▶ **DIRECTIONS**:
Below is a block of records; repeat all of them exactly.

▶ **LISTING**:
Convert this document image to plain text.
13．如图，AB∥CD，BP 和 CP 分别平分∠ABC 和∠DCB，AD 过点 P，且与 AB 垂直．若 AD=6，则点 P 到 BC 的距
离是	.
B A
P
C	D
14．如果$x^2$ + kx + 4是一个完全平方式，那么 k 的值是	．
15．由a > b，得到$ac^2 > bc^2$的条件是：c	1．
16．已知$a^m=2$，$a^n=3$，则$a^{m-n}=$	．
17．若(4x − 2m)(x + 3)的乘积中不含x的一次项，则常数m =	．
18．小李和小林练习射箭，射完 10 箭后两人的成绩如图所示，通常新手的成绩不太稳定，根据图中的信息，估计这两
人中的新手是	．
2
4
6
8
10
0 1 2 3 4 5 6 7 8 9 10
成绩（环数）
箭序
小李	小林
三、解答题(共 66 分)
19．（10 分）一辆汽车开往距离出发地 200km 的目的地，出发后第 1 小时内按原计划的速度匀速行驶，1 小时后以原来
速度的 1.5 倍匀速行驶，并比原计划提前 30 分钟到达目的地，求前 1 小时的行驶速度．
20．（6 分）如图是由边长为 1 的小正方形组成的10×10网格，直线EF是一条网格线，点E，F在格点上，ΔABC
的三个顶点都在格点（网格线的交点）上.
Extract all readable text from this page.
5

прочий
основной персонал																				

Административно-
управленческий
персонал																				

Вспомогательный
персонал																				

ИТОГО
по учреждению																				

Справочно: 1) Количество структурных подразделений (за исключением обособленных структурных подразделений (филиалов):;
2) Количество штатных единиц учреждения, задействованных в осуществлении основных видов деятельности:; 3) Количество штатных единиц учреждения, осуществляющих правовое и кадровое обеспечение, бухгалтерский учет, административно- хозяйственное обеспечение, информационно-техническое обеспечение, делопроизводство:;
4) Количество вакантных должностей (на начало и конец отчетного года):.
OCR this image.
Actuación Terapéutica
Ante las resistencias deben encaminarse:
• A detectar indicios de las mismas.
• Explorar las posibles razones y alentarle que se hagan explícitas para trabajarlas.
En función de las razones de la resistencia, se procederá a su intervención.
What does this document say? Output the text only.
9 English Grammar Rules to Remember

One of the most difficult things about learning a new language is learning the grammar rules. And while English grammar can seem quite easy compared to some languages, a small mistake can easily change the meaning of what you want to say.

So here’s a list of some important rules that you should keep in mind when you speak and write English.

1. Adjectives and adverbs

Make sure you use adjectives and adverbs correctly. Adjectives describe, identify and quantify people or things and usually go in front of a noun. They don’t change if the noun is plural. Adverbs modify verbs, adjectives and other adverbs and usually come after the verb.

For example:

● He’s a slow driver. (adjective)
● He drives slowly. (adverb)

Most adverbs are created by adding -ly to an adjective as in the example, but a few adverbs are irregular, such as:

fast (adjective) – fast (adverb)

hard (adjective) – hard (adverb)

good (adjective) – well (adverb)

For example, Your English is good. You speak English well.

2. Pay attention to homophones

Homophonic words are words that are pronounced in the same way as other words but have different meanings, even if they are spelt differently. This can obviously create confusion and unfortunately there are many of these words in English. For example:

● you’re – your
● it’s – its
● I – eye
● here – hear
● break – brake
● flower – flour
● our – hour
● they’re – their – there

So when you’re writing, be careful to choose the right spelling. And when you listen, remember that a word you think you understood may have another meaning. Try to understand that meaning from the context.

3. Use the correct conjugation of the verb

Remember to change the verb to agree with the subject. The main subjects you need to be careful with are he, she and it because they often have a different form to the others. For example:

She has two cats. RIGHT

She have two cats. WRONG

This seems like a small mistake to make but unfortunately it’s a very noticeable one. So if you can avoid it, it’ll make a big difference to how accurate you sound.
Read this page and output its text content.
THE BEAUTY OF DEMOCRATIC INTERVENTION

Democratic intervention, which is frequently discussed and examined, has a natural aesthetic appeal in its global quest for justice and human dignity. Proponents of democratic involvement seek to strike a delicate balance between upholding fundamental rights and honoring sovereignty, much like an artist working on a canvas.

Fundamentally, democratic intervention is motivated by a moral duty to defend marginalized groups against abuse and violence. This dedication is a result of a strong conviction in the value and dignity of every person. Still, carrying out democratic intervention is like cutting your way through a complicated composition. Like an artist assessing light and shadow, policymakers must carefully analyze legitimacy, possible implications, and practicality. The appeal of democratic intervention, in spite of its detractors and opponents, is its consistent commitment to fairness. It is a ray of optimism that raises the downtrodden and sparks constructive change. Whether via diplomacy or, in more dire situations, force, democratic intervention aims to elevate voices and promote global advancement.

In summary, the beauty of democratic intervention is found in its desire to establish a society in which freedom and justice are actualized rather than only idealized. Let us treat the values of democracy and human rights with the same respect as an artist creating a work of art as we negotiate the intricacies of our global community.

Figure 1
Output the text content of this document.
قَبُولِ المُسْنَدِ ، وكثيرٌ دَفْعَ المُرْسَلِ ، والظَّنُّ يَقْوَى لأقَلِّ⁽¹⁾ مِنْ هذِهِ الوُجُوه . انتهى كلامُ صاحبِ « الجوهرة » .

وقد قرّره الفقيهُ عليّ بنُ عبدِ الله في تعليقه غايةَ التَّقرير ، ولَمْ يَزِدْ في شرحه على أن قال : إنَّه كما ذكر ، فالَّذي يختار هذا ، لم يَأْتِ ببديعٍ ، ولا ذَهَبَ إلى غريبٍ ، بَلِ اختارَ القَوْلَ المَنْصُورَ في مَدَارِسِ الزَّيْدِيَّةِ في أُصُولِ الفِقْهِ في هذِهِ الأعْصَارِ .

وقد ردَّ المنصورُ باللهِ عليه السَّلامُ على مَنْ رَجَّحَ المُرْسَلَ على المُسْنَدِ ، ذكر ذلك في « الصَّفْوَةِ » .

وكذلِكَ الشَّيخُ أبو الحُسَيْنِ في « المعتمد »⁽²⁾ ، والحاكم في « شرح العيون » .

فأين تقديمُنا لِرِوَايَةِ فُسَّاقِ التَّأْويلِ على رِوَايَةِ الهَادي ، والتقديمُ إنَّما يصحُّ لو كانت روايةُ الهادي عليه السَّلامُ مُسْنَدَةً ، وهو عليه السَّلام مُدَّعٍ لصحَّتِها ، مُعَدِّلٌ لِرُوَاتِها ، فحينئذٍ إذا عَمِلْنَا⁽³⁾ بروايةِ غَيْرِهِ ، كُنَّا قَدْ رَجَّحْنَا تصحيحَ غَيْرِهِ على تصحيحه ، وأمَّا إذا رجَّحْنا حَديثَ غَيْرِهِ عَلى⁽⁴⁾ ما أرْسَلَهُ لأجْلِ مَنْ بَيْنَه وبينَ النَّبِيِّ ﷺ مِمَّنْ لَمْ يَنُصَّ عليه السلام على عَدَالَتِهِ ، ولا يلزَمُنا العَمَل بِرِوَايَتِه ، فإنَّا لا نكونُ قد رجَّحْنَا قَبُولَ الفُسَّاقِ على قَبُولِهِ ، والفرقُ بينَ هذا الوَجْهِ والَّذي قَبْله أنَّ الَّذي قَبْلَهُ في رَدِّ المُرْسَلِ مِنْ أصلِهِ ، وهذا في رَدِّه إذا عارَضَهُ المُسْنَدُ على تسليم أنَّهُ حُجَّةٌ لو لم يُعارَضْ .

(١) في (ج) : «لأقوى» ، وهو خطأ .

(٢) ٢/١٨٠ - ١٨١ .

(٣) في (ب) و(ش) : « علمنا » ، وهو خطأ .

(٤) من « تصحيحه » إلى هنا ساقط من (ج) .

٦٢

▶ **CORRECT RESULT**:
Convert this document image to plain text.
13．如图，AB∥CD，BP 和 CP 分别平分∠ABC 和∠DCB，AD 过点 P，且与 AB 垂直．若 AD=6，则点 P 到 BC 的距
离是	.
B A
P
C	D
14．如果$x^2$ + kx + 4是一个完全平方式，那么 k 的值是	．
15．由a > b，得到$ac^2 > bc^2$的条件是：c	1．
16．已知$a^m=2$，$a^n=3$，则$a^{m-n}=$	．
17．若(4x − 2m)(x + 3)的乘积中不含x的一次项，则常数m =	．
18．小李和小林练习射箭，射完 10 箭后两人的成绩如图所示，通常新手的成绩不太稳定，根据图中的信息，估计这两
人中的新手是	．
2
4
6
8
10
0 1 2 3 4 5 6 7 8 9 10
成绩（环数）
箭序
小李	小林
三、解答题(共 66 分)
19．（10 分）一辆汽车开往距离出发地 200km 的目的地，出发后第 1 小时内按原计划的速度匀速行驶，1 小时后以原来
速度的 1.5 倍匀速行驶，并比原计划提前 30 分钟到达目的地，求前 1 小时的行驶速度．
20．（6 分）如图是由边长为 1 的小正方形组成的10×10网格，直线EF是一条网格线，点E，F在格点上，ΔABC
的三个顶点都在格点（网格线的交点）上.
Extract all readable text from this page.
5

прочий
основной персонал																				

Административно-
управленческий
персонал																				

Вспомогательный
персонал																				

ИТОГО
по учреждению																				

Справочно: 1) Количество структурных подразделений (за исключением обособленных структурных подразделений (филиалов):;
2) Количество штатных единиц учреждения, задействованных в осуществлении основных видов деятельности:; 3) Количество штатных единиц учреждения, осуществляющих правовое и кадровое обеспечение, бухгалтерский учет, административно- хозяйственное обеспечение, информационно-техническое обеспечение, делопроизводство:;
4) Количество вакантных должностей (на начало и конец отчетного года):.
OCR this image.
Actuación Terapéutica
Ante las resistencias deben encaminarse:
• A detectar indicios de las mismas.
• Explorar las posibles razones y alentarle que se hagan explícitas para trabajarlas.
En función de las razones de la resistencia, se procederá a su intervención.
What does this document say? Output the text only.
9 English Grammar Rules to Remember

One of the most difficult things about learning a new language is learning the grammar rules. And while English grammar can seem quite easy compared to some languages, a small mistake can easily change the meaning of what you want to say.

So here’s a list of some important rules that you should keep in mind when you speak and write English.

1. Adjectives and adverbs

Make sure you use adjectives and adverbs correctly. Adjectives describe, identify and quantify people or things and usually go in front of a noun. They don’t change if the noun is plural. Adverbs modify verbs, adjectives and other adverbs and usually come after the verb.

For example:

● He’s a slow driver. (adjective)
● He drives slowly. (adverb)

Most adverbs are created by adding -ly to an adjective as in the example, but a few adverbs are irregular, such as:

fast (adjective) – fast (adverb)

hard (adjective) – hard (adverb)

good (adjective) – well (adverb)

For example, Your English is good. You speak English well.

2. Pay attention to homophones

Homophonic words are words that are pronounced in the same way as other words but have different meanings, even if they are spelt differently. This can obviously create confusion and unfortunately there are many of these words in English. For example:

● you’re – your
● it’s – its
● I – eye
● here – hear
● break – brake
● flower – flour
● our – hour
● they’re – their – there

So when you’re writing, be careful to choose the right spelling. And when you listen, remember that a word you think you understood may have another meaning. Try to understand that meaning from the context.

3. Use the correct conjugation of the verb

Remember to change the verb to agree with the subject. The main subjects you need to be careful with are he, she and it because they often have a different form to the others. For example:

She has two cats. RIGHT

She have two cats. WRONG

This seems like a small mistake to make but unfortunately it’s a very noticeable one. So if you can avoid it, it’ll make a big difference to how accurate you sound.
Read this page and output its text content.
THE BEAUTY OF DEMOCRATIC INTERVENTION

Democratic intervention, which is frequently discussed and examined, has a natural aesthetic appeal in its global quest for justice and human dignity. Proponents of democratic involvement seek to strike a delicate balance between upholding fundamental rights and honoring sovereignty, much like an artist working on a canvas.

Fundamentally, democratic intervention is motivated by a moral duty to defend marginalized groups against abuse and violence. This dedication is a result of a strong conviction in the value and dignity of every person. Still, carrying out democratic intervention is like cutting your way through a complicated composition. Like an artist assessing light and shadow, policymakers must carefully analyze legitimacy, possible implications, and practicality. The appeal of democratic intervention, in spite of its detractors and opponents, is its consistent commitment to fairness. It is a ray of optimism that raises the downtrodden and sparks constructive change. Whether via diplomacy or, in more dire situations, force, democratic intervention aims to elevate voices and promote global advancement.

In summary, the beauty of democratic intervention is found in its desire to establish a society in which freedom and justice are actualized rather than only idealized. Let us treat the values of democracy and human rights with the same respect as an artist creating a work of art as we negotiate the intricacies of our global community.

Figure 1
Output the text content of this document.
قَبُولِ المُسْنَدِ ، وكثيرٌ دَفْعَ المُرْسَلِ ، والظَّنُّ يَقْوَى لأقَلِّ⁽¹⁾ مِنْ هذِهِ الوُجُوه . انتهى كلامُ صاحبِ « الجوهرة » .

وقد قرّره الفقيهُ عليّ بنُ عبدِ الله في تعليقه غايةَ التَّقرير ، ولَمْ يَزِدْ في شرحه على أن قال : إنَّه كما ذكر ، فالَّذي يختار هذا ، لم يَأْتِ ببديعٍ ، ولا ذَهَبَ إلى غريبٍ ، بَلِ اختارَ القَوْلَ المَنْصُورَ في مَدَارِسِ الزَّيْدِيَّةِ في أُصُولِ الفِقْهِ في هذِهِ الأعْصَارِ .

وقد ردَّ المنصورُ باللهِ عليه السَّلامُ على مَنْ رَجَّحَ المُرْسَلَ على المُسْنَدِ ، ذكر ذلك في « الصَّفْوَةِ » .

وكذلِكَ الشَّيخُ أبو الحُسَيْنِ في « المعتمد »⁽²⁾ ، والحاكم في « شرح العيون » .

فأين تقديمُنا لِرِوَايَةِ فُسَّاقِ التَّأْويلِ على رِوَايَةِ الهَادي ، والتقديمُ إنَّما يصحُّ لو كانت روايةُ الهادي عليه السَّلامُ مُسْنَدَةً ، وهو عليه السَّلام مُدَّعٍ لصحَّتِها ، مُعَدِّلٌ لِرُوَاتِها ، فحينئذٍ إذا عَمِلْنَا⁽³⁾ بروايةِ غَيْرِهِ ، كُنَّا قَدْ رَجَّحْنَا تصحيحَ غَيْرِهِ على تصحيحه ، وأمَّا إذا رجَّحْنا حَديثَ غَيْرِهِ عَلى⁽⁴⁾ ما أرْسَلَهُ لأجْلِ مَنْ بَيْنَه وبينَ النَّبِيِّ ﷺ مِمَّنْ لَمْ يَنُصَّ عليه السلام على عَدَالَتِهِ ، ولا يلزَمُنا العَمَل بِرِوَايَتِه ، فإنَّا لا نكونُ قد رجَّحْنَا قَبُولَ الفُسَّاقِ على قَبُولِهِ ، والفرقُ بينَ هذا الوَجْهِ والَّذي قَبْله أنَّ الَّذي قَبْلَهُ في رَدِّ المُرْسَلِ مِنْ أصلِهِ ، وهذا في رَدِّه إذا عارَضَهُ المُسْنَدُ على تسليم أنَّهُ حُجَّةٌ لو لم يُعارَضْ .

(١) في (ج) : «لأقوى» ، وهو خطأ .

(٢) ٢/١٨٠ - ١٨١ .

(٣) في (ب) و(ش) : « علمنا » ، وهو خطأ .

(٤) من « تصحيحه » إلى هنا ساقط من (ج) .

٦٢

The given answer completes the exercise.